*** Information shown ***

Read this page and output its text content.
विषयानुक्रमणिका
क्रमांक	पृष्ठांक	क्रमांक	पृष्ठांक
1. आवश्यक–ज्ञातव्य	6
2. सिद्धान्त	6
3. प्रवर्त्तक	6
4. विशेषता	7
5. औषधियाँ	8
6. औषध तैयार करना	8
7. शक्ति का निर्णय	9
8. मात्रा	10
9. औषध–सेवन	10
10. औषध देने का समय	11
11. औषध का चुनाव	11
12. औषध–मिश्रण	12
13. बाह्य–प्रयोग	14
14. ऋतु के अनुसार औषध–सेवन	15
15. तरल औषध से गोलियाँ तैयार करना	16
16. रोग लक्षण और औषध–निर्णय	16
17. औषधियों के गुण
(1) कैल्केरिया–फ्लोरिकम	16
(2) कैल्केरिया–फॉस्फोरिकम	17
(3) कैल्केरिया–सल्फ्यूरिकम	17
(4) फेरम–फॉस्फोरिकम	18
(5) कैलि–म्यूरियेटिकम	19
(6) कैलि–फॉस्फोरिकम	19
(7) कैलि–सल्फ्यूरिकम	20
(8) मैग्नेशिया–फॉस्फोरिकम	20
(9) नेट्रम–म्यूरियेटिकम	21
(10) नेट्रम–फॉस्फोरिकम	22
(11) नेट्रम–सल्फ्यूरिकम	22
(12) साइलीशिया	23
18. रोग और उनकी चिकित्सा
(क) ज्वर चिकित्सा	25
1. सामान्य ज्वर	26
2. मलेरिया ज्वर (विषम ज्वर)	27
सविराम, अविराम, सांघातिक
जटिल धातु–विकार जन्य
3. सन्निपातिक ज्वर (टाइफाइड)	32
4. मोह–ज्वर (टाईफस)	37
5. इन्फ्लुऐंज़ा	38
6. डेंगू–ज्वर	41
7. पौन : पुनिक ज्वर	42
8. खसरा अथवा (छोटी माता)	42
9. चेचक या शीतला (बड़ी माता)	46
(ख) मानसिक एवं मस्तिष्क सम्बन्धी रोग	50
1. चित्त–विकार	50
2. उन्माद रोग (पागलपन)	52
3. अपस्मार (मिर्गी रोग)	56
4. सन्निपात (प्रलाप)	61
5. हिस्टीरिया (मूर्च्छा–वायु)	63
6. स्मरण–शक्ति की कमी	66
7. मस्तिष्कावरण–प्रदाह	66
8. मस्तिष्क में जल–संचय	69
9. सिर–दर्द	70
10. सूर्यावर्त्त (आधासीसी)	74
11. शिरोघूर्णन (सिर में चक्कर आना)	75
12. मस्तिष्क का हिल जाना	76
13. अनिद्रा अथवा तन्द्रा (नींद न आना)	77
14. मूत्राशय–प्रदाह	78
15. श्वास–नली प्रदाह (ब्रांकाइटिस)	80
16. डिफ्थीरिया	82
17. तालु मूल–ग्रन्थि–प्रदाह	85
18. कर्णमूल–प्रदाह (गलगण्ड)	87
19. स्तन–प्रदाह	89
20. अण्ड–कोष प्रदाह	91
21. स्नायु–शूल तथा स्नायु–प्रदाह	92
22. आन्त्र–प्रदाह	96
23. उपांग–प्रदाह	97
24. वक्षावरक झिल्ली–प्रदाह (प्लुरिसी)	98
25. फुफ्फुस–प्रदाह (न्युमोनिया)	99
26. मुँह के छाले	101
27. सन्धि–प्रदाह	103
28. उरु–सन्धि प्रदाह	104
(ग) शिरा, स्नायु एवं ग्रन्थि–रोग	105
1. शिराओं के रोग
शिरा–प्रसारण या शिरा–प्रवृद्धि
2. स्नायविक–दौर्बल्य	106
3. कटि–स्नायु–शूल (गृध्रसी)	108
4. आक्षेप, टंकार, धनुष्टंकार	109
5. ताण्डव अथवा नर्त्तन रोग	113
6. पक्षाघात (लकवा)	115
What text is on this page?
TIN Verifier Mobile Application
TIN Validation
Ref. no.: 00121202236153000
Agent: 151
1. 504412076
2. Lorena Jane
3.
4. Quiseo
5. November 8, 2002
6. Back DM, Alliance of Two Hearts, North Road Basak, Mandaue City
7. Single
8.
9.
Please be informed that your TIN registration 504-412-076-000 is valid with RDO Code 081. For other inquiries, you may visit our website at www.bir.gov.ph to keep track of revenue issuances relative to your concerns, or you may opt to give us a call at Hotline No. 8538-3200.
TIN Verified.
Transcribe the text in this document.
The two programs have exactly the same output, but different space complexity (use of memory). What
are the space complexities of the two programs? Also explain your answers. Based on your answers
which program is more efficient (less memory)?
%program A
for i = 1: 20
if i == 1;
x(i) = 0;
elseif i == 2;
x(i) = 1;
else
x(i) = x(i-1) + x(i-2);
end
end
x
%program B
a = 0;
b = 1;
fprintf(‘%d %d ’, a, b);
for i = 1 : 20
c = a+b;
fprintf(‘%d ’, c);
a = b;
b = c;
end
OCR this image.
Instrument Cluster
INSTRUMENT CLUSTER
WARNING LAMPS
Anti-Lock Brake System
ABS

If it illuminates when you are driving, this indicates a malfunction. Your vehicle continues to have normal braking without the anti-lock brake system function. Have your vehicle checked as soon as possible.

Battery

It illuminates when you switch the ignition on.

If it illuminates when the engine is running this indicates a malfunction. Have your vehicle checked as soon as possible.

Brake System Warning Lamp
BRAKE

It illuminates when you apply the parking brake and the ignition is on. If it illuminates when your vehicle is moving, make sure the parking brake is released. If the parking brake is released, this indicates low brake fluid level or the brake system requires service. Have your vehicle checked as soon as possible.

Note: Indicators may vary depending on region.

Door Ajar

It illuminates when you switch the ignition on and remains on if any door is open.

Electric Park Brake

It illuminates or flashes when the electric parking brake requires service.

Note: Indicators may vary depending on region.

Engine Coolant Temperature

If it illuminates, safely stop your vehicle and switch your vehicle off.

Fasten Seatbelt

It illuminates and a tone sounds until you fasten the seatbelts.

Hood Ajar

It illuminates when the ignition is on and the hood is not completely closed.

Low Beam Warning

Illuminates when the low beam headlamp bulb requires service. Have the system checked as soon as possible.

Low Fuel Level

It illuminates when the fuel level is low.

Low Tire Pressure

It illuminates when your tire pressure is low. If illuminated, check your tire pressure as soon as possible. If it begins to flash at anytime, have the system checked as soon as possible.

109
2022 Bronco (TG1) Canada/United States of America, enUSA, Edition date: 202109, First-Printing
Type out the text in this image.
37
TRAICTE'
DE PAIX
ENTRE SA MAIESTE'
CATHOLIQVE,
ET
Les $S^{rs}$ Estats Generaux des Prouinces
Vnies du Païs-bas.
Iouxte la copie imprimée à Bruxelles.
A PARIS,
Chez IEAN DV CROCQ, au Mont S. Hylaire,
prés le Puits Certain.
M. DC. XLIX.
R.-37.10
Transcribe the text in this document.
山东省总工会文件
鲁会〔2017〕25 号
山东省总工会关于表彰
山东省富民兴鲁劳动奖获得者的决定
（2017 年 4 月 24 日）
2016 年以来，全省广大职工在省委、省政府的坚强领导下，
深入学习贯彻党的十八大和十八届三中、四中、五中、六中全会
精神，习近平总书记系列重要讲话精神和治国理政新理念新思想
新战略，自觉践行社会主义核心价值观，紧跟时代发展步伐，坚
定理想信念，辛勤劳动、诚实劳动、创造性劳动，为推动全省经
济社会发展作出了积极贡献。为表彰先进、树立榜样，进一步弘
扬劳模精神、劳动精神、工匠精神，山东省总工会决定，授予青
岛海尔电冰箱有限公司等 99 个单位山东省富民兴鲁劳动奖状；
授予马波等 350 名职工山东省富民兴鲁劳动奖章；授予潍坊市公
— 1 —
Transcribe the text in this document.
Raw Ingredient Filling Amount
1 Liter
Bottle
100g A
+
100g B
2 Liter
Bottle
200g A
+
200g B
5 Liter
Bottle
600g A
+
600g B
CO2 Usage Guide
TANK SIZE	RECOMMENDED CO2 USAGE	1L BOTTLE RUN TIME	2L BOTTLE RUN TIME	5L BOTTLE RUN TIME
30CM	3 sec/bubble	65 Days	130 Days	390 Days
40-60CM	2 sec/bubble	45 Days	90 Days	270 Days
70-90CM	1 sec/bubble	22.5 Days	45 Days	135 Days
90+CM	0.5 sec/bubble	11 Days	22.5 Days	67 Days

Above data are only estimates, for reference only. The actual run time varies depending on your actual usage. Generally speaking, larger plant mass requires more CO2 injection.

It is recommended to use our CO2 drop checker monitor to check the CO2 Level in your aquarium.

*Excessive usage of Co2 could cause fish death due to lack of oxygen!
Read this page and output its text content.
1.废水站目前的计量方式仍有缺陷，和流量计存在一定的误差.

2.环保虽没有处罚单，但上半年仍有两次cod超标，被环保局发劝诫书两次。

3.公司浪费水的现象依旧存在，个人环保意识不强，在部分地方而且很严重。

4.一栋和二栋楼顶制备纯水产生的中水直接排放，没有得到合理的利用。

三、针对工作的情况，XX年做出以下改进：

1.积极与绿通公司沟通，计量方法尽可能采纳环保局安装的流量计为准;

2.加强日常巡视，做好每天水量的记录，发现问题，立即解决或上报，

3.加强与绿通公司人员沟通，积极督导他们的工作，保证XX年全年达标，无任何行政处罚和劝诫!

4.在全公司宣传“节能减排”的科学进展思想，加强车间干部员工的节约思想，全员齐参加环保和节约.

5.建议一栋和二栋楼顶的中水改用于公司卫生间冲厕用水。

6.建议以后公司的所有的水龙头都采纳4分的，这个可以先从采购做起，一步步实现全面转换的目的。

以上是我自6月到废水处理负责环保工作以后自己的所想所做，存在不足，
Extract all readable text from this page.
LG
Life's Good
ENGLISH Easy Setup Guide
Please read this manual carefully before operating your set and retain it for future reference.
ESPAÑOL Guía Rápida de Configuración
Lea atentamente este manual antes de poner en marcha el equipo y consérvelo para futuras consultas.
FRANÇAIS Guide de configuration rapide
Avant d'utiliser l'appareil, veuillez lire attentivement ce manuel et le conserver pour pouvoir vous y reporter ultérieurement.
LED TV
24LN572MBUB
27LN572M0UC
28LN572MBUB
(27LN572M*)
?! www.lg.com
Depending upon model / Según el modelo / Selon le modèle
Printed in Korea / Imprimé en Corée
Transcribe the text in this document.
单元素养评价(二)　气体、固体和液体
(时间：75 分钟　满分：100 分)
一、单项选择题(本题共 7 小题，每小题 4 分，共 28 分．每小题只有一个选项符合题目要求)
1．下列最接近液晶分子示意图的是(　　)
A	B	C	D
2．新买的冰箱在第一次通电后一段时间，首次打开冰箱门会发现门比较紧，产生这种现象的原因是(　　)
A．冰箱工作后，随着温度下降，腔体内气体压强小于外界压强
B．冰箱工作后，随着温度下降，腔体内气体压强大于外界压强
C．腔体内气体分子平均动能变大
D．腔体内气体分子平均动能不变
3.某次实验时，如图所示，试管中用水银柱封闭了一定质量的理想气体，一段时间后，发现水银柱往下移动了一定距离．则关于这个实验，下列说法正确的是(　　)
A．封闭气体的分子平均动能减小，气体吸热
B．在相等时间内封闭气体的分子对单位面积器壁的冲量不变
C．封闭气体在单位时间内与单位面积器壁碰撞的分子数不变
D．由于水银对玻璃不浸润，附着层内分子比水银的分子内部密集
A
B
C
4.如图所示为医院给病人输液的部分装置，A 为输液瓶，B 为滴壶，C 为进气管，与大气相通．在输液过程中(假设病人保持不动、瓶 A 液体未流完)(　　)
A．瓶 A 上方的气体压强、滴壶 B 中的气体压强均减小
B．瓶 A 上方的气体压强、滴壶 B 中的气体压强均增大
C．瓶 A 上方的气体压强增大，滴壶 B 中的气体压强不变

***

Goal: Show the lines from the data above that contain the string "What".

Correct result:
What text is on this page?
The two programs have exactly the same output, but different space complexity (use of memory). What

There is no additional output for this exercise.